──────── Source data
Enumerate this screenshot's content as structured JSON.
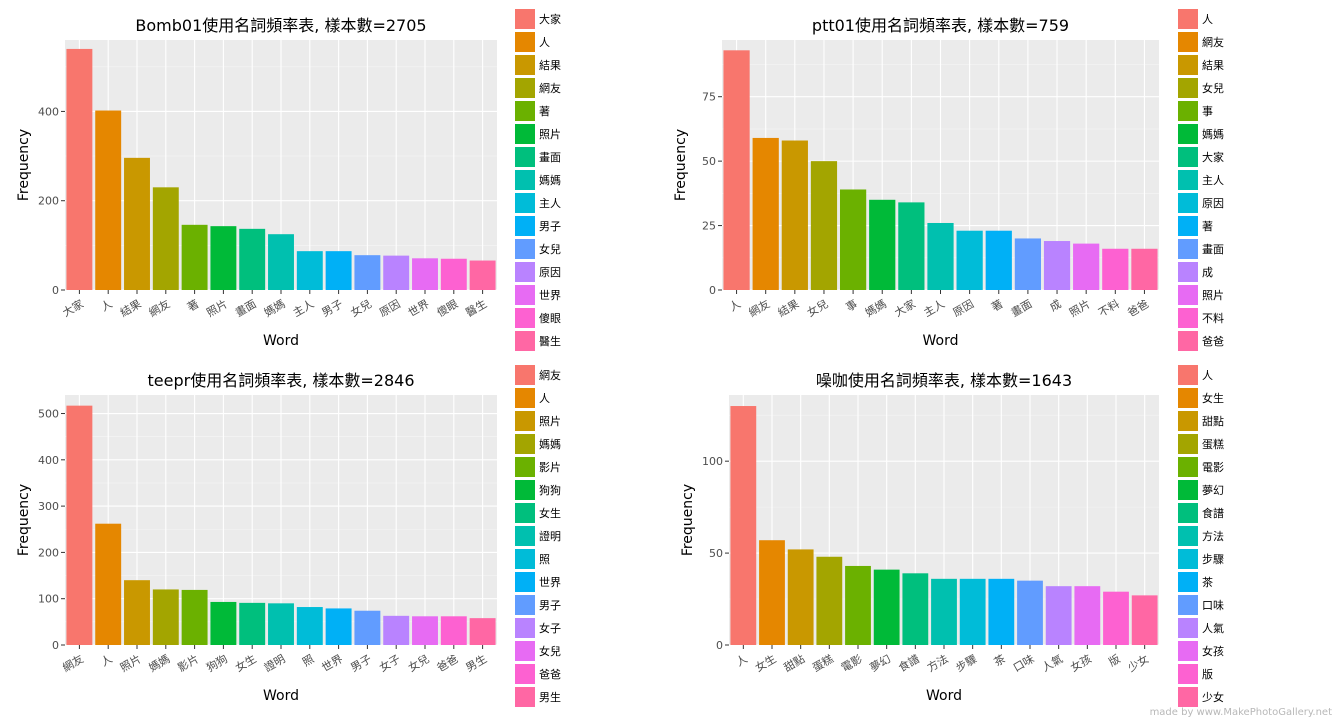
{
  "colors": {
    "panel_bg": "#EBEBEB",
    "grid_major": "#FFFFFF",
    "palette": [
      "#F8766D",
      "#E58700",
      "#C99800",
      "#A3A500",
      "#6BB100",
      "#00BA38",
      "#00BF7D",
      "#00C0AF",
      "#00BCD8",
      "#00B0F6",
      "#619CFF",
      "#B983FF",
      "#E76BF3",
      "#FD61D1",
      "#FF67A4"
    ]
  },
  "footer": "made by www.MakePhotoGallery.net",
  "chart_data": [
    {
      "type": "bar",
      "title": "Bomb01使用名詞頻率表, 樣本數=2705",
      "xlabel": "Word",
      "ylabel": "Frequency",
      "categories": [
        "大家",
        "人",
        "結果",
        "網友",
        "著",
        "照片",
        "畫面",
        "媽媽",
        "主人",
        "男子",
        "女兒",
        "原因",
        "世界",
        "傻眼",
        "醫生"
      ],
      "values": [
        540,
        402,
        296,
        230,
        146,
        143,
        137,
        125,
        87,
        87,
        78,
        77,
        71,
        70,
        66
      ],
      "ylim": [
        0,
        560
      ],
      "yticks": [
        0,
        200,
        400
      ],
      "legend": [
        "大家",
        "人",
        "結果",
        "網友",
        "著",
        "照片",
        "畫面",
        "媽媽",
        "主人",
        "男子",
        "女兒",
        "原因",
        "世界",
        "傻眼",
        "醫生"
      ],
      "legend_position": "right",
      "grid": true
    },
    {
      "type": "bar",
      "title": "ptt01使用名詞頻率表, 樣本數=759",
      "xlabel": "Word",
      "ylabel": "Frequency",
      "categories": [
        "人",
        "網友",
        "結果",
        "女兒",
        "事",
        "媽媽",
        "大家",
        "主人",
        "原因",
        "著",
        "畫面",
        "成",
        "照片",
        "不料",
        "爸爸"
      ],
      "values": [
        93,
        59,
        58,
        50,
        39,
        35,
        34,
        26,
        23,
        23,
        20,
        19,
        18,
        16,
        16
      ],
      "ylim": [
        0,
        97
      ],
      "yticks": [
        0,
        25,
        50,
        75
      ],
      "legend": [
        "人",
        "網友",
        "結果",
        "女兒",
        "事",
        "媽媽",
        "大家",
        "主人",
        "原因",
        "著",
        "畫面",
        "成",
        "照片",
        "不料",
        "爸爸"
      ],
      "legend_position": "right",
      "grid": true
    },
    {
      "type": "bar",
      "title": "teepr使用名詞頻率表, 樣本數=2846",
      "xlabel": "Word",
      "ylabel": "Frequency",
      "categories": [
        "網友",
        "人",
        "照片",
        "媽媽",
        "影片",
        "狗狗",
        "女生",
        "證明",
        "照",
        "世界",
        "男子",
        "女子",
        "女兒",
        "爸爸",
        "男生"
      ],
      "values": [
        517,
        262,
        140,
        120,
        119,
        93,
        91,
        90,
        82,
        79,
        74,
        63,
        62,
        62,
        58
      ],
      "ylim": [
        0,
        540
      ],
      "yticks": [
        0,
        100,
        200,
        300,
        400,
        500
      ],
      "legend": [
        "網友",
        "人",
        "照片",
        "媽媽",
        "影片",
        "狗狗",
        "女生",
        "證明",
        "照",
        "世界",
        "男子",
        "女子",
        "女兒",
        "爸爸",
        "男生"
      ],
      "legend_position": "right",
      "grid": true
    },
    {
      "type": "bar",
      "title": "噪咖使用名詞頻率表, 樣本數=1643",
      "xlabel": "Word",
      "ylabel": "Frequency",
      "categories": [
        "人",
        "女生",
        "甜點",
        "蛋糕",
        "電影",
        "夢幻",
        "食譜",
        "方法",
        "步驟",
        "茶",
        "口味",
        "人氣",
        "女孩",
        "版",
        "少女"
      ],
      "values": [
        130,
        57,
        52,
        48,
        43,
        41,
        39,
        36,
        36,
        36,
        35,
        32,
        32,
        29,
        27
      ],
      "ylim": [
        0,
        136
      ],
      "yticks": [
        0,
        50,
        100
      ],
      "legend": [
        "人",
        "女生",
        "甜點",
        "蛋糕",
        "電影",
        "夢幻",
        "食譜",
        "方法",
        "步驟",
        "茶",
        "口味",
        "人氣",
        "女孩",
        "版",
        "少女"
      ],
      "legend_position": "right",
      "grid": true
    }
  ]
}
────────────────
### Set exercise
Reproduce the entries exactly. Do not carry over any picture.

### Expected answer
Enumerate this screenshot's content as structured JSON.
{
  "colors": {
    "panel_bg": "#EBEBEB",
    "grid_major": "#FFFFFF",
    "palette": [
      "#F8766D",
      "#E58700",
      "#C99800",
      "#A3A500",
      "#6BB100",
      "#00BA38",
      "#00BF7D",
      "#00C0AF",
      "#00BCD8",
      "#00B0F6",
      "#619CFF",
      "#B983FF",
      "#E76BF3",
      "#FD61D1",
      "#FF67A4"
    ]
  },
  "footer": "made by www.MakePhotoGallery.net",
  "chart_data": [
    {
      "type": "bar",
      "title": "Bomb01使用名詞頻率表, 樣本數=2705",
      "xlabel": "Word",
      "ylabel": "Frequency",
      "categories": [
        "大家",
        "人",
        "結果",
        "網友",
        "著",
        "照片",
        "畫面",
        "媽媽",
        "主人",
        "男子",
        "女兒",
        "原因",
        "世界",
        "傻眼",
        "醫生"
      ],
      "values": [
        540,
        402,
        296,
        230,
        146,
        143,
        137,
        125,
        87,
        87,
        78,
        77,
        71,
        70,
        66
      ],
      "ylim": [
        0,
        560
      ],
      "yticks": [
        0,
        200,
        400
      ],
      "legend": [
        "大家",
        "人",
        "結果",
        "網友",
        "著",
        "照片",
        "畫面",
        "媽媽",
        "主人",
        "男子",
        "女兒",
        "原因",
        "世界",
        "傻眼",
        "醫生"
      ],
      "legend_position": "right",
      "grid": true
    },
    {
      "type": "bar",
      "title": "ptt01使用名詞頻率表, 樣本數=759",
      "xlabel": "Word",
      "ylabel": "Frequency",
      "categories": [
        "人",
        "網友",
        "結果",
        "女兒",
        "事",
        "媽媽",
        "大家",
        "主人",
        "原因",
        "著",
        "畫面",
        "成",
        "照片",
        "不料",
        "爸爸"
      ],
      "values": [
        93,
        59,
        58,
        50,
        39,
        35,
        34,
        26,
        23,
        23,
        20,
        19,
        18,
        16,
        16
      ],
      "ylim": [
        0,
        97
      ],
      "yticks": [
        0,
        25,
        50,
        75
      ],
      "legend": [
        "人",
        "網友",
        "結果",
        "女兒",
        "事",
        "媽媽",
        "大家",
        "主人",
        "原因",
        "著",
        "畫面",
        "成",
        "照片",
        "不料",
        "爸爸"
      ],
      "legend_position": "right",
      "grid": true
    },
    {
      "type": "bar",
      "title": "teepr使用名詞頻率表, 樣本數=2846",
      "xlabel": "Word",
      "ylabel": "Frequency",
      "categories": [
        "網友",
        "人",
        "照片",
        "媽媽",
        "影片",
        "狗狗",
        "女生",
        "證明",
        "照",
        "世界",
        "男子",
        "女子",
        "女兒",
        "爸爸",
        "男生"
      ],
      "values": [
        517,
        262,
        140,
        120,
        119,
        93,
        91,
        90,
        82,
        79,
        74,
        63,
        62,
        62,
        58
      ],
      "ylim": [
        0,
        540
      ],
      "yticks": [
        0,
        100,
        200,
        300,
        400,
        500
      ],
      "legend": [
        "網友",
        "人",
        "照片",
        "媽媽",
        "影片",
        "狗狗",
        "女生",
        "證明",
        "照",
        "世界",
        "男子",
        "女子",
        "女兒",
        "爸爸",
        "男生"
      ],
      "legend_position": "right",
      "grid": true
    },
    {
      "type": "bar",
      "title": "噪咖使用名詞頻率表, 樣本數=1643",
      "xlabel": "Word",
      "ylabel": "Frequency",
      "categories": [
        "人",
        "女生",
        "甜點",
        "蛋糕",
        "電影",
        "夢幻",
        "食譜",
        "方法",
        "步驟",
        "茶",
        "口味",
        "人氣",
        "女孩",
        "版",
        "少女"
      ],
      "values": [
        130,
        57,
        52,
        48,
        43,
        41,
        39,
        36,
        36,
        36,
        35,
        32,
        32,
        29,
        27
      ],
      "ylim": [
        0,
        136
      ],
      "yticks": [
        0,
        50,
        100
      ],
      "legend": [
        "人",
        "女生",
        "甜點",
        "蛋糕",
        "電影",
        "夢幻",
        "食譜",
        "方法",
        "步驟",
        "茶",
        "口味",
        "人氣",
        "女孩",
        "版",
        "少女"
      ],
      "legend_position": "right",
      "grid": true
    }
  ]
}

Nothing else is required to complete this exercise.